Records to use>
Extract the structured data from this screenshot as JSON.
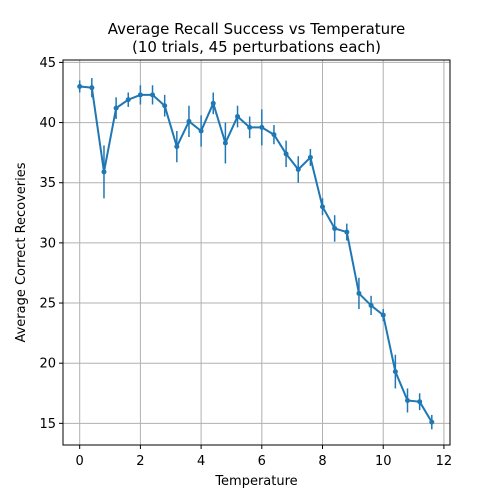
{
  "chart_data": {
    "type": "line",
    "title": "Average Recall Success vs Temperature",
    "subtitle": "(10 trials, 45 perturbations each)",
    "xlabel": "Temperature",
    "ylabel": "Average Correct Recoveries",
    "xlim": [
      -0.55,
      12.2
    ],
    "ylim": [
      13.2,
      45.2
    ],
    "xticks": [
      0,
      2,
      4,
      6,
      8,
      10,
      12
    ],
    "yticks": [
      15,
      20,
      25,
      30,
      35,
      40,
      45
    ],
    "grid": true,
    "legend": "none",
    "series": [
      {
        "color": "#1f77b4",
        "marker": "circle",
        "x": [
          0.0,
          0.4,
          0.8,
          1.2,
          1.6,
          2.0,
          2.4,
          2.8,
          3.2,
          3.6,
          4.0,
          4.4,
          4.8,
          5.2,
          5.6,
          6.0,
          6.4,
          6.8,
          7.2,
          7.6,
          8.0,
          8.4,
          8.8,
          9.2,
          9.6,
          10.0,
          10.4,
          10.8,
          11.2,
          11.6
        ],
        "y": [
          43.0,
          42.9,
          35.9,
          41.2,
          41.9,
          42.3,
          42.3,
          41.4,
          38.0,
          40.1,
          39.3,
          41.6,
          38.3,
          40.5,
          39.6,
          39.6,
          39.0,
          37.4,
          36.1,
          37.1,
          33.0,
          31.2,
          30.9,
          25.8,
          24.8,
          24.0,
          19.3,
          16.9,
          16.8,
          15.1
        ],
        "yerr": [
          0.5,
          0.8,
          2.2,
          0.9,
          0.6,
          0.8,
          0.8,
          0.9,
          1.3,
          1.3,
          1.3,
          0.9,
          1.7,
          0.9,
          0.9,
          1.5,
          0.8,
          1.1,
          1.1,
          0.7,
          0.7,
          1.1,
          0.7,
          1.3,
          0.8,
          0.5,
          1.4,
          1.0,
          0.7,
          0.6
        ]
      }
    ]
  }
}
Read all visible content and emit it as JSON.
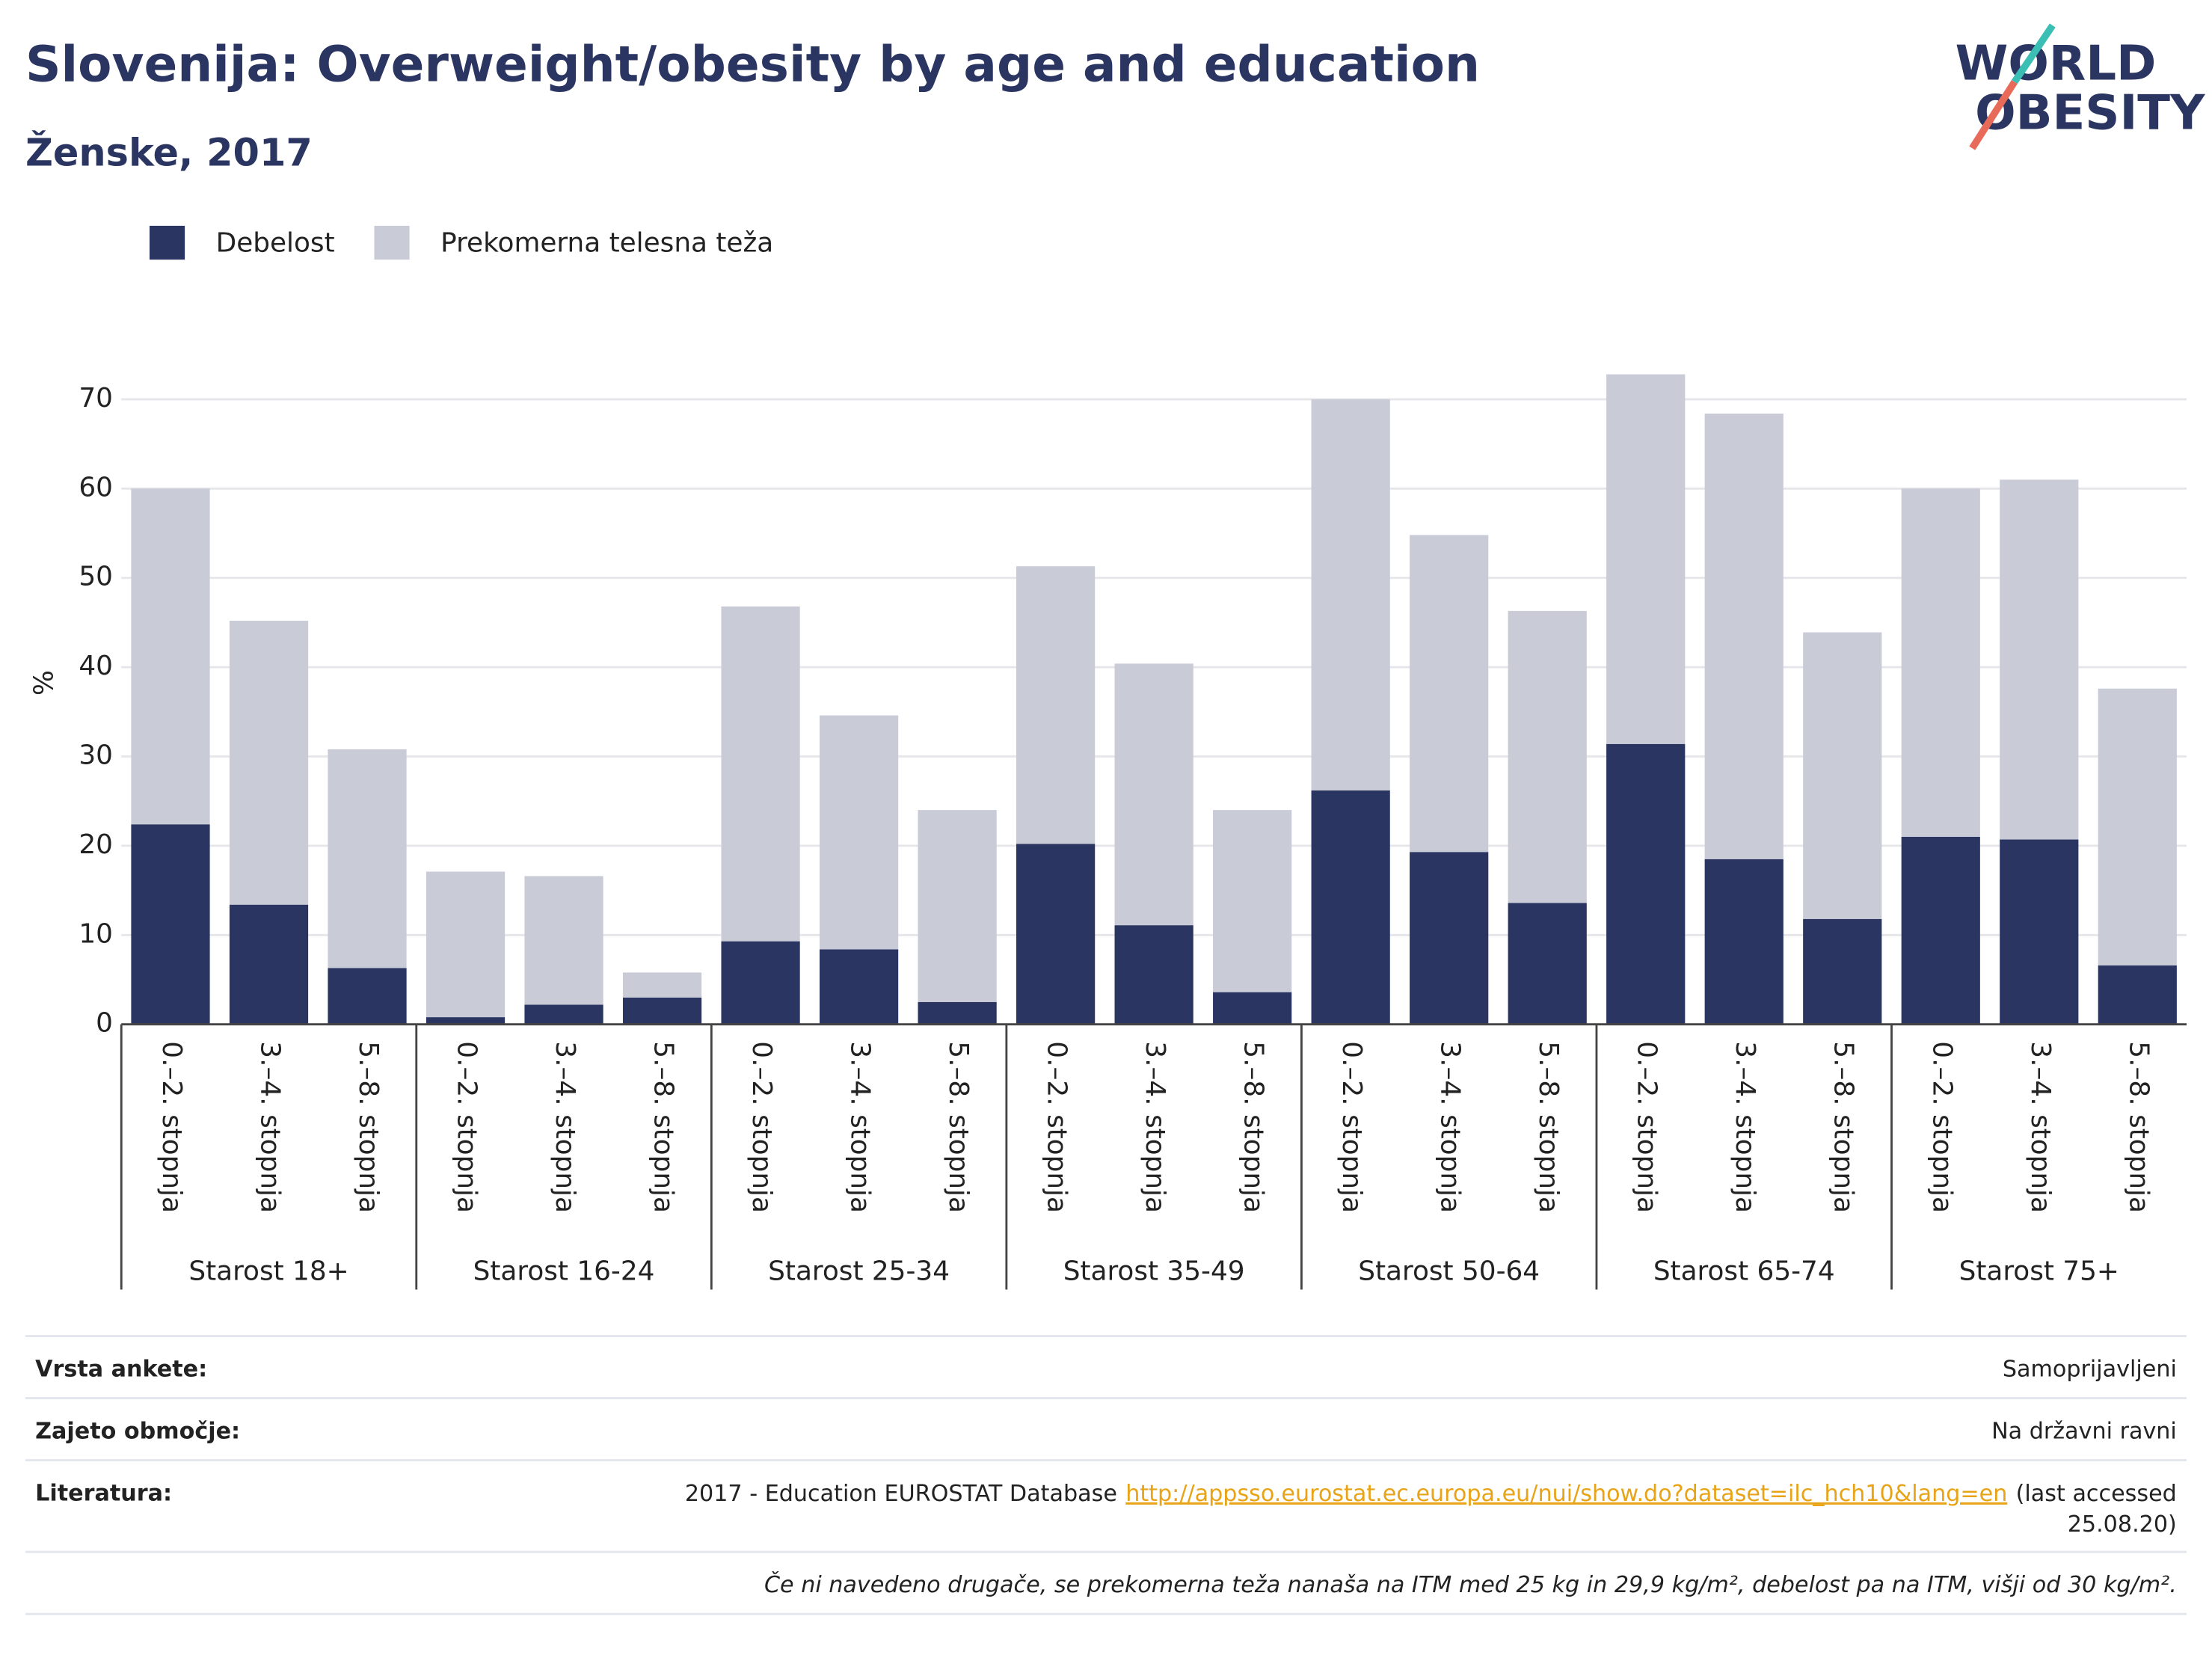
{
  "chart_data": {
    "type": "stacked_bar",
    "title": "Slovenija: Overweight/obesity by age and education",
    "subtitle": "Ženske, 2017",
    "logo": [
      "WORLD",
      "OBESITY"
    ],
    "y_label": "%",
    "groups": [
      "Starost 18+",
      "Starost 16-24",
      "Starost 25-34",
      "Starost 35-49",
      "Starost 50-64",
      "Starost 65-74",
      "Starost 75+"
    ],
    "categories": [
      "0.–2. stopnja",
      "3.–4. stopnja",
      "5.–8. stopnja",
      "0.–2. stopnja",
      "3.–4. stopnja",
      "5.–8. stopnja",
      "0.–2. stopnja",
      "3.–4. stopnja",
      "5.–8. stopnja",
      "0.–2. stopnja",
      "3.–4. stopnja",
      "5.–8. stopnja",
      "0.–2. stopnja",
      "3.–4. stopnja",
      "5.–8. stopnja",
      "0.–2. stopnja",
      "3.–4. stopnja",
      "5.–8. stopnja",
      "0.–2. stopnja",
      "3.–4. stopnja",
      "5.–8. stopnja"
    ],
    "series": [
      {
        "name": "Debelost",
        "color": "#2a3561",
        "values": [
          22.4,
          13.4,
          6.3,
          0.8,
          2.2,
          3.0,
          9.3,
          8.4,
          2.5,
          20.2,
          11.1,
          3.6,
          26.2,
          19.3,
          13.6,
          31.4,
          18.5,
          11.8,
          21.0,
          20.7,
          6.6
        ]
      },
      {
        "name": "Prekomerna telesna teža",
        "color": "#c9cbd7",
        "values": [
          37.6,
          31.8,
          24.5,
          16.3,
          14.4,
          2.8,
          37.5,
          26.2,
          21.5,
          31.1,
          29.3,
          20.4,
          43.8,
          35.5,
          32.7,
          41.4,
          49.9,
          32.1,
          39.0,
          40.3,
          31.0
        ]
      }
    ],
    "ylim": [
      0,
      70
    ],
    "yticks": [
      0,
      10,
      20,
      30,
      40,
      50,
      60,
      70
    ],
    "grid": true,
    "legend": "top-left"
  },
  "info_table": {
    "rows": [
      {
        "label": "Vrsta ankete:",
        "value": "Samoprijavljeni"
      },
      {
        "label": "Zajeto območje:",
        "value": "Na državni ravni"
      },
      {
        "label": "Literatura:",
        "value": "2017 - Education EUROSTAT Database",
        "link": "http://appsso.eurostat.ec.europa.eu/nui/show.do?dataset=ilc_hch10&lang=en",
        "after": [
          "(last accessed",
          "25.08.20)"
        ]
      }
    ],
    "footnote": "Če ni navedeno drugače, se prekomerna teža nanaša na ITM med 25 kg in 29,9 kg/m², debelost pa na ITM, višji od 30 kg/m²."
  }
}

What to work on> Go over the data above and copy every line that has the word "JSON" in it.

Written answer>
Extract the structured data from this screenshot as JSON.
Read all visible content and emit it as JSON.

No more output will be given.